Problem description →
Retype all material exactly. Pictures stay out of the copy.

Supplied records →
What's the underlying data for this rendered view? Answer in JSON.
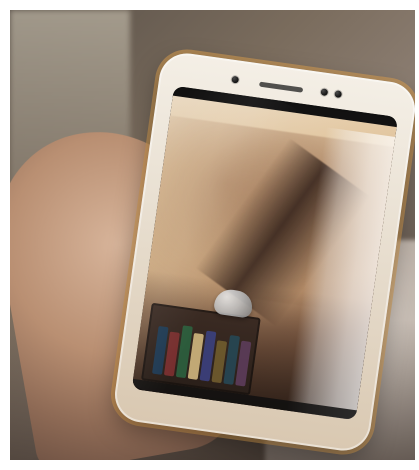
{
  "scene": {
    "type": "photo",
    "subject": "hand-holding-smartphone"
  },
  "colors": {
    "background": "#ffffff",
    "phone_frame": "#e9e0d2",
    "phone_edge_accent": "#dca050"
  },
  "icons": {
    "camera": "camera-icon",
    "speaker": "speaker-grille-icon"
  }
}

Written solution →
What's the underlying data for this rendered view? Answer in JSON.
{
  "scene": {
    "type": "photo",
    "subject": "hand-holding-smartphone"
  },
  "colors": {
    "background": "#ffffff",
    "phone_frame": "#e9e0d2",
    "phone_edge_accent": "#dca050"
  },
  "icons": {
    "camera": "camera-icon",
    "speaker": "speaker-grille-icon"
  }
}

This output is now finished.